> **Dataset extract**:
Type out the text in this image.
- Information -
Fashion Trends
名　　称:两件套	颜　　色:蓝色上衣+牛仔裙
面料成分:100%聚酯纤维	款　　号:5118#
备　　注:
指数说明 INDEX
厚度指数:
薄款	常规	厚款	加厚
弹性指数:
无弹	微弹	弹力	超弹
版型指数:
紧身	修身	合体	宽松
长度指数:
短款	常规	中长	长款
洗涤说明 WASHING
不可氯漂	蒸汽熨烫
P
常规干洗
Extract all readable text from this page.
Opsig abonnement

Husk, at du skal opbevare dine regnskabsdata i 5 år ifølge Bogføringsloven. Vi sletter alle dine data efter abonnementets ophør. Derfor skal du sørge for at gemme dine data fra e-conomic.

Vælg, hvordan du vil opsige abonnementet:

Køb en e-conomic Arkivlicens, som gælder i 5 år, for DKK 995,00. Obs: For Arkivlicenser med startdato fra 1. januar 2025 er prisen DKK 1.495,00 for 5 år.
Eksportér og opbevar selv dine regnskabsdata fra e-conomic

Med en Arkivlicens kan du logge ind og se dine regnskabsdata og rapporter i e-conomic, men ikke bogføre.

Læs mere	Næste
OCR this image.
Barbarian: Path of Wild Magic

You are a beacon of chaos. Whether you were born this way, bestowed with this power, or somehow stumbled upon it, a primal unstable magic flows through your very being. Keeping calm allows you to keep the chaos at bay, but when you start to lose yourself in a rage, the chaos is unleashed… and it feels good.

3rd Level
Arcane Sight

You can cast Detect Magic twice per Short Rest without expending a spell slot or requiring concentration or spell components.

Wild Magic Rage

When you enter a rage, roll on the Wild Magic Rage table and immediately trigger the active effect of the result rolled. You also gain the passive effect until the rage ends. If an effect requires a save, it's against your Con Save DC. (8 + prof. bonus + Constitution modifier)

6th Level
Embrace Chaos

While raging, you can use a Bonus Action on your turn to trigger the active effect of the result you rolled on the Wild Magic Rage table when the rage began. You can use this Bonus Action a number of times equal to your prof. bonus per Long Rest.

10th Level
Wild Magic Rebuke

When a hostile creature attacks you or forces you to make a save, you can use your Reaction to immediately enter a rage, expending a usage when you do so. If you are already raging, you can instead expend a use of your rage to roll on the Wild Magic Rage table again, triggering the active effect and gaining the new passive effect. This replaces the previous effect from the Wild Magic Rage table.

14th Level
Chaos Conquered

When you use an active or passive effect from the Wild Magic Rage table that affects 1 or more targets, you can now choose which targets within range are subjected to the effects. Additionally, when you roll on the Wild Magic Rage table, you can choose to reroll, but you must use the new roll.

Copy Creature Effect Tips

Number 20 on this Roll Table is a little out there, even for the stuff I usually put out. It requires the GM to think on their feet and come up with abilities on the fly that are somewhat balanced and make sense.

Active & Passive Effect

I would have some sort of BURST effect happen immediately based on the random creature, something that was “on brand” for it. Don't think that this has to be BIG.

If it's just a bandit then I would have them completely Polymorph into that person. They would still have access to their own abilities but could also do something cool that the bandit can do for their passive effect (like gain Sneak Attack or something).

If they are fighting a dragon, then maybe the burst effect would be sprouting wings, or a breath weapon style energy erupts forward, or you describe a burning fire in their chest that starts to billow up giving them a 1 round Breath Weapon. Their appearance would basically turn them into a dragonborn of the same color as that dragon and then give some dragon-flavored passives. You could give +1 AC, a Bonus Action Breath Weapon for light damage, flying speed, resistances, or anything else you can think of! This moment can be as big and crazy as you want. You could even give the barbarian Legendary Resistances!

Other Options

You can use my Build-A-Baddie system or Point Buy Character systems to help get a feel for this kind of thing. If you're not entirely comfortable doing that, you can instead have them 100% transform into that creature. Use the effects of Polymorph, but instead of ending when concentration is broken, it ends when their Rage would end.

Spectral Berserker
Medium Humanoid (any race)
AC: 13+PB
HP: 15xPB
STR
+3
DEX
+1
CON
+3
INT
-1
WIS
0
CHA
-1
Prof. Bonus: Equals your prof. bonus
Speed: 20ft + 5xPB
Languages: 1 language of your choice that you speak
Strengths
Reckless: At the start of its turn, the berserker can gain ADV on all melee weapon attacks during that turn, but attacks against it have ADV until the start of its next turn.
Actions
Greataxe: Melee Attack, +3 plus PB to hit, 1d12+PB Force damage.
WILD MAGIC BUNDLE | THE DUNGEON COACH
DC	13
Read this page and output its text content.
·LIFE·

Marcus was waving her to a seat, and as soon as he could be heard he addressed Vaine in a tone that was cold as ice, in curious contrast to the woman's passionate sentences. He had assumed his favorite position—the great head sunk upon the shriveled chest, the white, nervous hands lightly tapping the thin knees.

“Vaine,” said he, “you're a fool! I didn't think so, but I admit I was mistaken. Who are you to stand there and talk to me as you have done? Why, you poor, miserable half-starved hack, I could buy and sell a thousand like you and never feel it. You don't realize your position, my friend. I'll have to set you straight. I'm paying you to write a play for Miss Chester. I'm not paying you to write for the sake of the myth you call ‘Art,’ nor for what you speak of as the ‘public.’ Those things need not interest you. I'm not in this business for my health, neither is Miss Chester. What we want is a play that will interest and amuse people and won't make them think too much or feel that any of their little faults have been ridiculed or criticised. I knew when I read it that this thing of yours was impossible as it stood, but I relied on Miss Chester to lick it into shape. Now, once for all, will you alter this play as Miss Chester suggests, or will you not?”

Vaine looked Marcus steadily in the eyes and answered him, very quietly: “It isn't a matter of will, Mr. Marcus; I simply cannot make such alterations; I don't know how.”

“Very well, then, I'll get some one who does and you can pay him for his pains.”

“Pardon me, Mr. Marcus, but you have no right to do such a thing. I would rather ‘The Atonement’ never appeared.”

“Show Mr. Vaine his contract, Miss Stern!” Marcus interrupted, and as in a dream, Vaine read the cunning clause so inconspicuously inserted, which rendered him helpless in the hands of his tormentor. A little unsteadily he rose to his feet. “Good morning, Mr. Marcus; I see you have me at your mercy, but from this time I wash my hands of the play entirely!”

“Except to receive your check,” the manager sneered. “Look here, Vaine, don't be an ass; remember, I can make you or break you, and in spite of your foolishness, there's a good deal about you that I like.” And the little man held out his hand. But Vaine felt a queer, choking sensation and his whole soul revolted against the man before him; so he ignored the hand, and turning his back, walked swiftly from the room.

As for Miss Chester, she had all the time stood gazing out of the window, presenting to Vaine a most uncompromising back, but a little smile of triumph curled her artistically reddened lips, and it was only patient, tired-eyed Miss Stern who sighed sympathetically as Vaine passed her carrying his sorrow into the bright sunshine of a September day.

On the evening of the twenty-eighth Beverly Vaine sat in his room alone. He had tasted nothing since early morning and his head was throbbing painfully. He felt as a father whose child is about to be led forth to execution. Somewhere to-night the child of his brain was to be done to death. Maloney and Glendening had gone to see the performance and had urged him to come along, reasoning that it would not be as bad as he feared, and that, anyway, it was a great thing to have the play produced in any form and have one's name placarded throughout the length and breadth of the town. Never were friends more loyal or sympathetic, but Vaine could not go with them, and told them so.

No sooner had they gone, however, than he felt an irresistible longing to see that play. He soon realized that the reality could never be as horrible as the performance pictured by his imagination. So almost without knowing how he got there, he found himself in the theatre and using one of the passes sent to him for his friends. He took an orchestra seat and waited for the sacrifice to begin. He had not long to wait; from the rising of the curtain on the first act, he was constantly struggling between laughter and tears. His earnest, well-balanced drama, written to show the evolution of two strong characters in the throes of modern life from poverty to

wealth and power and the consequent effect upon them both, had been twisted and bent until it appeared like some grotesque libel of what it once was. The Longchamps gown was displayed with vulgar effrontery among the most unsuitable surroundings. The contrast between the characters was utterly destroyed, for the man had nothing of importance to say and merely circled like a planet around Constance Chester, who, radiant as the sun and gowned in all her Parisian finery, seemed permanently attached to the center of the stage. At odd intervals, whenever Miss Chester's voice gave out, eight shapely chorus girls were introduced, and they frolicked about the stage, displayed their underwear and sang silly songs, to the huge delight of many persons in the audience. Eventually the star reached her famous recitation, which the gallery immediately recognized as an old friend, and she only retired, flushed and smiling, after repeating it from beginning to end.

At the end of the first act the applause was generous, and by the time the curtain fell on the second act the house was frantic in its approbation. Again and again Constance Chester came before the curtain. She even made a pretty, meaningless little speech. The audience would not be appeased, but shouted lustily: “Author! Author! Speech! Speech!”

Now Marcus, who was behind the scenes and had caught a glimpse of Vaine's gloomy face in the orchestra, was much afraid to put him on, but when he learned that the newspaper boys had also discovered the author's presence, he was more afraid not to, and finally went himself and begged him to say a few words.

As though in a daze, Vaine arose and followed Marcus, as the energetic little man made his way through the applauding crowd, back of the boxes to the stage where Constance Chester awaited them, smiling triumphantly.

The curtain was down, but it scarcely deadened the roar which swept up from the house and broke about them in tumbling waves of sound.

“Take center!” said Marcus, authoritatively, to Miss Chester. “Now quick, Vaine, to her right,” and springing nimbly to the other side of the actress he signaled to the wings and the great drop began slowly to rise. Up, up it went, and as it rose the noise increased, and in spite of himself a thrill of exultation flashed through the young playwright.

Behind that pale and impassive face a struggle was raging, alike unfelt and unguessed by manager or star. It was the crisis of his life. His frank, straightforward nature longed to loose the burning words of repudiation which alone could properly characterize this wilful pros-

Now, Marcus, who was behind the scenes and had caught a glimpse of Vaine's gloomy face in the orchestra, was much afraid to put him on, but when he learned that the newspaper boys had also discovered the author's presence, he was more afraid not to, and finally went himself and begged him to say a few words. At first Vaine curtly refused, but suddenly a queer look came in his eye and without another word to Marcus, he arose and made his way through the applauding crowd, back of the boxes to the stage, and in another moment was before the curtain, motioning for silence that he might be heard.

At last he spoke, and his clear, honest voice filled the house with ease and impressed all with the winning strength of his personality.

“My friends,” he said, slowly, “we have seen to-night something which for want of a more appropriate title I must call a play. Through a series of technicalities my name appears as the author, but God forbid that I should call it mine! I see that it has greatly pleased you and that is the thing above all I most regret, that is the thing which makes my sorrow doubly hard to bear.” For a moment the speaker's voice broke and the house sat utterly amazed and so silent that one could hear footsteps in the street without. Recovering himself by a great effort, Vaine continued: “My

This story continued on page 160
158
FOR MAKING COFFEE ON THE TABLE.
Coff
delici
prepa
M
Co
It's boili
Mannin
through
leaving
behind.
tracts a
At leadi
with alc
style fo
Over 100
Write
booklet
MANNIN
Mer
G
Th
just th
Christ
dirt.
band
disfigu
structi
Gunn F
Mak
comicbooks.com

> **Exercise description**: Using the listing above, return all lines where the word "image" occurs.

> **Exercise answer**:
Type out the text in this image.
OCR this image.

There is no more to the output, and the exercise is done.